My dear, dear friend Felicity and I had a chat over Google earlier today, and she sent me a link to a depressing story. I am pasting the story on here. Basically, it says that we are slowly killing the earth (specifically our seas) with plastic. The story was written almost two years ago. I wonder how much bigger it has grown since then.
Continent-size toxic stew of plastic trash fouling swath of Pacific Ocean
Justin Berton, Chronicle Staff Writer
Friday, October 19, 2007
At the start of the Academy Award-winning movie “American Beauty,” a character videotapes a plastic grocery bag as it drifts into the air, an event he casts as a symbol of life’s unpredictable currents, and declares the romantic moment as a “most beautiful thing.”
To the eyes of an oceanographer, the image is pure catastrophe.
In reality, the rogue bag would float into a sewer, follow the storm drain to the ocean, then make its way to the so-called Great Pacific Garbage Patch – a heap of debris floating in the Pacific that’s twice the size of Texas, according to marine biologists.

__Work item 1__. Translate this sentence from the post about plastic in the Pacific into Spanish: "To the eyes of an oceanographer, the image is pure catastrophe."
__Work item 2__. In the post about plastic in the Pacific, how big is the Great Pacific Garbage Patch according to marine biologists?
__Work item 3__. Copy the passage from the post about plastic in the Pacific starting at "My dear, dear" and ending at "is pure catastrophe.".

__Source information__.
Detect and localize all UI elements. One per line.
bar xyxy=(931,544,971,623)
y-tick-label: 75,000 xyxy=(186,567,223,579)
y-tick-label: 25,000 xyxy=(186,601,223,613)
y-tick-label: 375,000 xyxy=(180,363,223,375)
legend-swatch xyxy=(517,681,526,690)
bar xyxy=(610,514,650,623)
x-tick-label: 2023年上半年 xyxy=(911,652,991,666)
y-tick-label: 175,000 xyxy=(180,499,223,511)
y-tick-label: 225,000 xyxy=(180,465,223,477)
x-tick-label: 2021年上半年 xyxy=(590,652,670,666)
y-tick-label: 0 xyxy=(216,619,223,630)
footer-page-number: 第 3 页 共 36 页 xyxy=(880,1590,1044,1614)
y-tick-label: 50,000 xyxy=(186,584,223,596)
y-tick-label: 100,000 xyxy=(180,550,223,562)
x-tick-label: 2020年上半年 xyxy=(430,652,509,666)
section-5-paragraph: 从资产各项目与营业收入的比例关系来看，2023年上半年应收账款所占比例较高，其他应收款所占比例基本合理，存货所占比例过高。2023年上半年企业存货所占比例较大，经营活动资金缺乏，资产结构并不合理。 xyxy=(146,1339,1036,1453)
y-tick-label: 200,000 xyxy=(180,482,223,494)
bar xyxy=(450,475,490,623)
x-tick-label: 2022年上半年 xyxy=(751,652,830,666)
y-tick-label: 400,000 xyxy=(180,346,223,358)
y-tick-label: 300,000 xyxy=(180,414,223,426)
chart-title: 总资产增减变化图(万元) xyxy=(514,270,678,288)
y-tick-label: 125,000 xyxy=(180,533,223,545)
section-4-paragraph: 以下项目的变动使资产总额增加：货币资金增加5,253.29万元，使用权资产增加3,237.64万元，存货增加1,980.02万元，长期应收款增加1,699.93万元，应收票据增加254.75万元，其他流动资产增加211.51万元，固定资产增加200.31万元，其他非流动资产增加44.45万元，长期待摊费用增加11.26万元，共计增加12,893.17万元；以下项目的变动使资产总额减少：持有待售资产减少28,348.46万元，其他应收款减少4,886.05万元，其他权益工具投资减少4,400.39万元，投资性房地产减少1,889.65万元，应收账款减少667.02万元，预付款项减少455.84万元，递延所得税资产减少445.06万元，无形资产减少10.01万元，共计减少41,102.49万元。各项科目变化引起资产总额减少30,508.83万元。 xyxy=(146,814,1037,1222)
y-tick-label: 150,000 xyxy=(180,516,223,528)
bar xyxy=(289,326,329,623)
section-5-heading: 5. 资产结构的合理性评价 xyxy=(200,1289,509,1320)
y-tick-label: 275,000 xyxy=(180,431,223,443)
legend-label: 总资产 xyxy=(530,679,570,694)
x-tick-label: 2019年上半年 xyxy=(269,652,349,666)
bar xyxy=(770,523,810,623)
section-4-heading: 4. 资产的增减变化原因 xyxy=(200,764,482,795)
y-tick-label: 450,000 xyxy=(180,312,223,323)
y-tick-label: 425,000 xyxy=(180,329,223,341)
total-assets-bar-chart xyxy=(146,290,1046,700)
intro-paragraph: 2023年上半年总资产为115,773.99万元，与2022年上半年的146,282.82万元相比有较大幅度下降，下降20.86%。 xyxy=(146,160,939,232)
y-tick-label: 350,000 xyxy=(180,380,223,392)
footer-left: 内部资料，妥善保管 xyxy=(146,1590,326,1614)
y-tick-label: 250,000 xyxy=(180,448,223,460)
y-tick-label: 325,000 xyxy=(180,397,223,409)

__Written solution 1__. A los ojos de un oceanógrafo, la imagen es una catástrofe absoluta.

__Written solution 2__. It is twice the size of Texas.

__Written solution 3__.
My dear, dear friend Felicity and I had a chat over Google earlier today, and she sent me a link to a depressing story. I am pasting the story on here. Basically, it says that we are slowly killing the earth (specifically our seas) with plastic. The story was written almost two years ago. I wonder how much bigger it has grown since then.
Continent-size toxic stew of plastic trash fouling swath of Pacific Ocean
Justin Berton, Chronicle Staff Writer
Friday, October 19, 2007
At the start of the Academy Award-winning movie “American Beauty,” a character videotapes a plastic grocery bag as it drifts into the air, an event he casts as a symbol of life’s unpredictable currents, and declares the romantic moment as a “most beautiful thing.”
To the eyes of an oceanographer, the image is pure catastrophe.